## Start Material supplied

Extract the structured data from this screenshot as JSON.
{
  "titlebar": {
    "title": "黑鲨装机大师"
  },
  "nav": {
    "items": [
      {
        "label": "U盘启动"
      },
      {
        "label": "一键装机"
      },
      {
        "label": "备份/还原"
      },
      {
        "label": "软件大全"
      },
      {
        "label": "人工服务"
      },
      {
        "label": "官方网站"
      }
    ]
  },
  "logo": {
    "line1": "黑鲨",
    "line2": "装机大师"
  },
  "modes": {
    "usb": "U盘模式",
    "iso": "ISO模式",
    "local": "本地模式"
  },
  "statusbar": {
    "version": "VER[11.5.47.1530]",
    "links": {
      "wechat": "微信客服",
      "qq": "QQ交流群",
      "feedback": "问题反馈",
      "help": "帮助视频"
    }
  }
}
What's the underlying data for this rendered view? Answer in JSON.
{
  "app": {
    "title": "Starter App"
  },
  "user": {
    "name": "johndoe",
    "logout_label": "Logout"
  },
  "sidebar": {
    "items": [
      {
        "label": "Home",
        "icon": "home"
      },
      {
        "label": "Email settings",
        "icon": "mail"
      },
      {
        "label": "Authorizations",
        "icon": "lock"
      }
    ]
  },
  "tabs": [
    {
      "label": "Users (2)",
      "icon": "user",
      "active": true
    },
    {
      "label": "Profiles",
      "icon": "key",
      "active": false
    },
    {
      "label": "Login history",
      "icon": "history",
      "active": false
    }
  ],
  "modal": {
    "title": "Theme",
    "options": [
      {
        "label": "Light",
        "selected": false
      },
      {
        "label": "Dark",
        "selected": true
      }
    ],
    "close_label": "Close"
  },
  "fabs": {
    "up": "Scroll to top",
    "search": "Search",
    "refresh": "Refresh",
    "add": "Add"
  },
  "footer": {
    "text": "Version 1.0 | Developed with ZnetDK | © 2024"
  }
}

## End Material supplied

Extract the complete listing above, reproducing each line exactly.

### Expected answer:
Extract the structured data from this screenshot as JSON.
{
  "titlebar": {
    "title": "黑鲨装机大师"
  },
  "nav": {
    "items": [
      {
        "label": "U盘启动"
      },
      {
        "label": "一键装机"
      },
      {
        "label": "备份/还原"
      },
      {
        "label": "软件大全"
      },
      {
        "label": "人工服务"
      },
      {
        "label": "官方网站"
      }
    ]
  },
  "logo": {
    "line1": "黑鲨",
    "line2": "装机大师"
  },
  "modes": {
    "usb": "U盘模式",
    "iso": "ISO模式",
    "local": "本地模式"
  },
  "statusbar": {
    "version": "VER[11.5.47.1530]",
    "links": {
      "wechat": "微信客服",
      "qq": "QQ交流群",
      "feedback": "问题反馈",
      "help": "帮助视频"
    }
  }
}
What's the underlying data for this rendered view? Answer in JSON.
{
  "app": {
    "title": "Starter App"
  },
  "user": {
    "name": "johndoe",
    "logout_label": "Logout"
  },
  "sidebar": {
    "items": [
      {
        "label": "Home",
        "icon": "home"
      },
      {
        "label": "Email settings",
        "icon": "mail"
      },
      {
        "label": "Authorizations",
        "icon": "lock"
      }
    ]
  },
  "tabs": [
    {
      "label": "Users (2)",
      "icon": "user",
      "active": true
    },
    {
      "label": "Profiles",
      "icon": "key",
      "active": false
    },
    {
      "label": "Login history",
      "icon": "history",
      "active": false
    }
  ],
  "modal": {
    "title": "Theme",
    "options": [
      {
        "label": "Light",
        "selected": false
      },
      {
        "label": "Dark",
        "selected": true
      }
    ],
    "close_label": "Close"
  },
  "fabs": {
    "up": "Scroll to top",
    "search": "Search",
    "refresh": "Refresh",
    "add": "Add"
  },
  "footer": {
    "text": "Version 1.0 | Developed with ZnetDK | © 2024"
  }
}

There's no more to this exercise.